- **GIVEN INSTRUCTION**
Scan the material for the word "picnic", and copy each line where it shows up.

Data extracted from a collection:

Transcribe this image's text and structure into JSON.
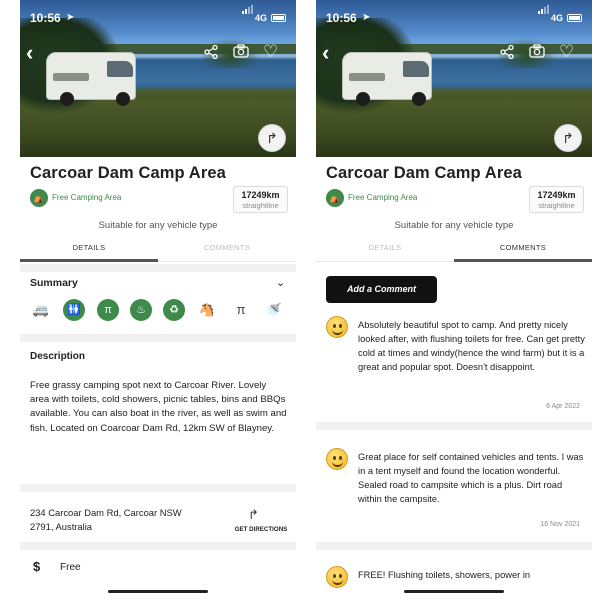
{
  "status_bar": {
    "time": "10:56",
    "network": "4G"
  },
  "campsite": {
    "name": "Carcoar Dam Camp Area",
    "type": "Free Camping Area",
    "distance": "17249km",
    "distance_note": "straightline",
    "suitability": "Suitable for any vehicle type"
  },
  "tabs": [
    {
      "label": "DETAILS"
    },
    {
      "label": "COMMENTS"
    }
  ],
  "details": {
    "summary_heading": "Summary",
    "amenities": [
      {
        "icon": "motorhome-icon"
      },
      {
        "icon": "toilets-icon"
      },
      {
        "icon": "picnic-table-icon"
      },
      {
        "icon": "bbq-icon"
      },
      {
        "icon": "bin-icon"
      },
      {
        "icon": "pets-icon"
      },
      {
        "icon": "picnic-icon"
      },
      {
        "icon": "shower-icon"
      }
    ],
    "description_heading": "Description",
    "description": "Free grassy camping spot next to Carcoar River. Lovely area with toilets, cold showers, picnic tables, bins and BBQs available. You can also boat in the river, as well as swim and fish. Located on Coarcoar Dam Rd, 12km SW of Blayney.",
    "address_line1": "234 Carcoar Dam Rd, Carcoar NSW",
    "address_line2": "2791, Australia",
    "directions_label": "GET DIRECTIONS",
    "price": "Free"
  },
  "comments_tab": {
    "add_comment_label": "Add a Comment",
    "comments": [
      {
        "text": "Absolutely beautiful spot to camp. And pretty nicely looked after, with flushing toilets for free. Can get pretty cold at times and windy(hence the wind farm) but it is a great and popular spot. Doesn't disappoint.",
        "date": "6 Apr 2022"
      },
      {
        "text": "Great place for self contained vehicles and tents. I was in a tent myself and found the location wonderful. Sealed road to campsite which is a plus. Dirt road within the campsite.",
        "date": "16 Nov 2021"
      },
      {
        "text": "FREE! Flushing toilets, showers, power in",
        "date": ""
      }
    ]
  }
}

- **REPLY TO THE EXERCISE**
        "icon": "picnic-table-icon"
        "icon": "picnic-icon"
    "description": "Free grassy camping spot next to Carcoar River. Lovely area with toilets, cold showers, picnic tables, bins and BBQs available. You can also boat in the river, as well as swim and fish. Located on Coarcoar Dam Rd, 12km SW of Blayney.",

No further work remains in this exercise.